WHAT TO WORK ON => From the entries that follow, copy each line in which "options" appears.

DATA FOR REVIEW =>
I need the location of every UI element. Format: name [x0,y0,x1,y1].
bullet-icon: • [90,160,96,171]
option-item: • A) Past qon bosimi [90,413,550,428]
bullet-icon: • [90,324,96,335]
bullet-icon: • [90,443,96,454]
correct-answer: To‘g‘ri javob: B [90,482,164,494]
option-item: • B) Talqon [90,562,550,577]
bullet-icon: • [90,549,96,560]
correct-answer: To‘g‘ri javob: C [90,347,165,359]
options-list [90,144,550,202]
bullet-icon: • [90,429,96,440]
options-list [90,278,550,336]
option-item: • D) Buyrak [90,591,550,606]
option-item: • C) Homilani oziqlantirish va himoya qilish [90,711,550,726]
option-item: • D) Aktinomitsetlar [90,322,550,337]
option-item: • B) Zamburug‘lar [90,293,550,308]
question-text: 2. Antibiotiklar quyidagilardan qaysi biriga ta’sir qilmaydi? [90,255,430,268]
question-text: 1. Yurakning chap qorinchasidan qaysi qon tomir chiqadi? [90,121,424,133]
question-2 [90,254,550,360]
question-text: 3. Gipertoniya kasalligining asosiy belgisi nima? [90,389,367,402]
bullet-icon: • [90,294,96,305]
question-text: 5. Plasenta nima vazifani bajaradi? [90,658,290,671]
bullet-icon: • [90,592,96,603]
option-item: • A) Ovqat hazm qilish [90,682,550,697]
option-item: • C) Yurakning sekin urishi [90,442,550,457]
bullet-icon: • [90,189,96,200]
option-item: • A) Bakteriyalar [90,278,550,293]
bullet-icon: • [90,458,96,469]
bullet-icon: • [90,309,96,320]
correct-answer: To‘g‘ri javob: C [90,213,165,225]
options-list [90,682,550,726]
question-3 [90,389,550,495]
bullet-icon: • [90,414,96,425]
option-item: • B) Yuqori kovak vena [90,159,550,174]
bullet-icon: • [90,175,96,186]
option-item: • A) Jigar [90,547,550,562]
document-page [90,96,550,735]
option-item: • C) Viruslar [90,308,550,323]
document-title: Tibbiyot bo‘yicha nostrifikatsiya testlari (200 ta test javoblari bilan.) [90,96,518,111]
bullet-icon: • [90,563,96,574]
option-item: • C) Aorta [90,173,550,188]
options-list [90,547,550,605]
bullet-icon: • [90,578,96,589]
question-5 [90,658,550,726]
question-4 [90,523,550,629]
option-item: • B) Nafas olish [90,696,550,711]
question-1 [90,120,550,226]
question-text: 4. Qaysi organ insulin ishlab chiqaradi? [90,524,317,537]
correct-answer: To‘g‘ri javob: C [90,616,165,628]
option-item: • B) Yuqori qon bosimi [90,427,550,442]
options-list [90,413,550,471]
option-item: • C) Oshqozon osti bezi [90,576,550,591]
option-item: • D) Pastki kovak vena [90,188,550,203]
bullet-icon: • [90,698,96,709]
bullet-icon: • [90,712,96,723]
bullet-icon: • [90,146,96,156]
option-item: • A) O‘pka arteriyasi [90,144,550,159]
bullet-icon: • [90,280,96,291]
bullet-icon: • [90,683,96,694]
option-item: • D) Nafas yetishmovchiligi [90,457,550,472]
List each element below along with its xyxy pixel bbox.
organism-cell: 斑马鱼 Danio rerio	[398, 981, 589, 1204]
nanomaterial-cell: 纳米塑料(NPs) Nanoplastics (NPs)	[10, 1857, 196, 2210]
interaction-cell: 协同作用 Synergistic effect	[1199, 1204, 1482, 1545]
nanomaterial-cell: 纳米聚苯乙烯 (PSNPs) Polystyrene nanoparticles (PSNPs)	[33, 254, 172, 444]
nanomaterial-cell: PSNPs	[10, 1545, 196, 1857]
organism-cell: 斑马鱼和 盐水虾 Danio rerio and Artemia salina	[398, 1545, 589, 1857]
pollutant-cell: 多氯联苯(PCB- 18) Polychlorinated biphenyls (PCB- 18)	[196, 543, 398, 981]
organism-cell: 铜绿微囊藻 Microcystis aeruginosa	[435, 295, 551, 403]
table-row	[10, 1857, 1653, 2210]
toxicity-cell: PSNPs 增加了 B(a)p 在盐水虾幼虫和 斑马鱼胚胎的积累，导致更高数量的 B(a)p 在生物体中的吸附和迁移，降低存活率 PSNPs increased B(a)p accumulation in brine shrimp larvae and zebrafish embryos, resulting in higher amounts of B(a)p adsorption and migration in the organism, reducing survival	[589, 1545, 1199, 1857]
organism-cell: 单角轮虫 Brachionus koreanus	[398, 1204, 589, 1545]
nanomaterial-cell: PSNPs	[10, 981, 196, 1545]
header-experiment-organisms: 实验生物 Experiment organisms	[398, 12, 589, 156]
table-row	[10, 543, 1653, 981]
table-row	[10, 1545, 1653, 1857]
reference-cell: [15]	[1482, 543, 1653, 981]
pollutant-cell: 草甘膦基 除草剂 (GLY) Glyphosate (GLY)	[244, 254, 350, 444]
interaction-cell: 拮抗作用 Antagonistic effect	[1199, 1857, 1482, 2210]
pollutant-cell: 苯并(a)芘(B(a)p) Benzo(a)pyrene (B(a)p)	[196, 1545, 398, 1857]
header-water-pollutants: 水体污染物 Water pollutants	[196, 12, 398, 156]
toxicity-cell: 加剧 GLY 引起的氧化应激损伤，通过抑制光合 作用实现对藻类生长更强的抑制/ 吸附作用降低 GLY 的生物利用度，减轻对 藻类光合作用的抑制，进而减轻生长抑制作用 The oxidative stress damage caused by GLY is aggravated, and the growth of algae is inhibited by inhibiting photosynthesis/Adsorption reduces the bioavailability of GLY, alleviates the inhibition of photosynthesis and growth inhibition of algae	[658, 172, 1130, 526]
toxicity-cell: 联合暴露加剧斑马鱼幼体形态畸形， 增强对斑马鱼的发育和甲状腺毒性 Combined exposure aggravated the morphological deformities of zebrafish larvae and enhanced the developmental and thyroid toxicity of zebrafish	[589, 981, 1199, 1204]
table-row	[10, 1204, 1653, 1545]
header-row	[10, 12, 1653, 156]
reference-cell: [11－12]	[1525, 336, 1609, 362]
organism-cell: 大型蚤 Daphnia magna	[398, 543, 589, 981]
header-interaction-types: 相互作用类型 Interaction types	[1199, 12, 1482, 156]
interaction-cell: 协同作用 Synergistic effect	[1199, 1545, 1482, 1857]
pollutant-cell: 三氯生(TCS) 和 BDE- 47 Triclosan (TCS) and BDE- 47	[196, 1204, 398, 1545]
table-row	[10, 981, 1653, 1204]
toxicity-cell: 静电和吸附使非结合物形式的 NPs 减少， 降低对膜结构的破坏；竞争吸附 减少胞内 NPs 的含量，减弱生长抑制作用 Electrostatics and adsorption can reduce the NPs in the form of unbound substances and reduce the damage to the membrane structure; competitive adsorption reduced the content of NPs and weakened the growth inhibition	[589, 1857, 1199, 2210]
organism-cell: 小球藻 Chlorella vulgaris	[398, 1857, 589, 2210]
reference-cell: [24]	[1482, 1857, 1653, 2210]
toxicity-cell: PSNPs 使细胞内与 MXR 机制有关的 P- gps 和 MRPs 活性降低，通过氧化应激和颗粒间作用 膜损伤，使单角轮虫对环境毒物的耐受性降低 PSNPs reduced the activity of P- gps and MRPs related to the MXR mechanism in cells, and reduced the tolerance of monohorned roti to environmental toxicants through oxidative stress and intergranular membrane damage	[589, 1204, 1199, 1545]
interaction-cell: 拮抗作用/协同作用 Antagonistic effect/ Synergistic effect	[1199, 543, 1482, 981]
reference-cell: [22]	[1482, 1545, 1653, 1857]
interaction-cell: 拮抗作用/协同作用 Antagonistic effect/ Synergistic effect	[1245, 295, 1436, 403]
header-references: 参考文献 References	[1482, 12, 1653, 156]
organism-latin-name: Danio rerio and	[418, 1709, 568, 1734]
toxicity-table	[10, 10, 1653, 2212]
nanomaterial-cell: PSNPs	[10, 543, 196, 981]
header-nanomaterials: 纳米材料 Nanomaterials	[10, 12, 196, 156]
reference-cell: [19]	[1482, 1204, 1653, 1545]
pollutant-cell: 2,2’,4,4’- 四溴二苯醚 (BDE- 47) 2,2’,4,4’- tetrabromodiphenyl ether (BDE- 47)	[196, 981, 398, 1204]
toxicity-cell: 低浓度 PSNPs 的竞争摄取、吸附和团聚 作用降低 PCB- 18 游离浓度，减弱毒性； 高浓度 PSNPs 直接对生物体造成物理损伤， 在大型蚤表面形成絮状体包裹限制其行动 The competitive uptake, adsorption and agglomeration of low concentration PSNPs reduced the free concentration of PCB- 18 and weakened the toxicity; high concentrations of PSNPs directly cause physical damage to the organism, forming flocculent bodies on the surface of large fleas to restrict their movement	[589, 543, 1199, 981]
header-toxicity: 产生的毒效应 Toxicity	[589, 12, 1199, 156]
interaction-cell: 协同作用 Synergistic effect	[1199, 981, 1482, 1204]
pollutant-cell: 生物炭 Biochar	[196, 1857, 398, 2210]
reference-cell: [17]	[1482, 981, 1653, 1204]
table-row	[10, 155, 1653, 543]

TASK RESULT =>
options-list [90,144,550,202]
options-list [90,278,550,336]
options-list [90,682,550,726]
options-list [90,547,550,605]
options-list [90,413,550,471]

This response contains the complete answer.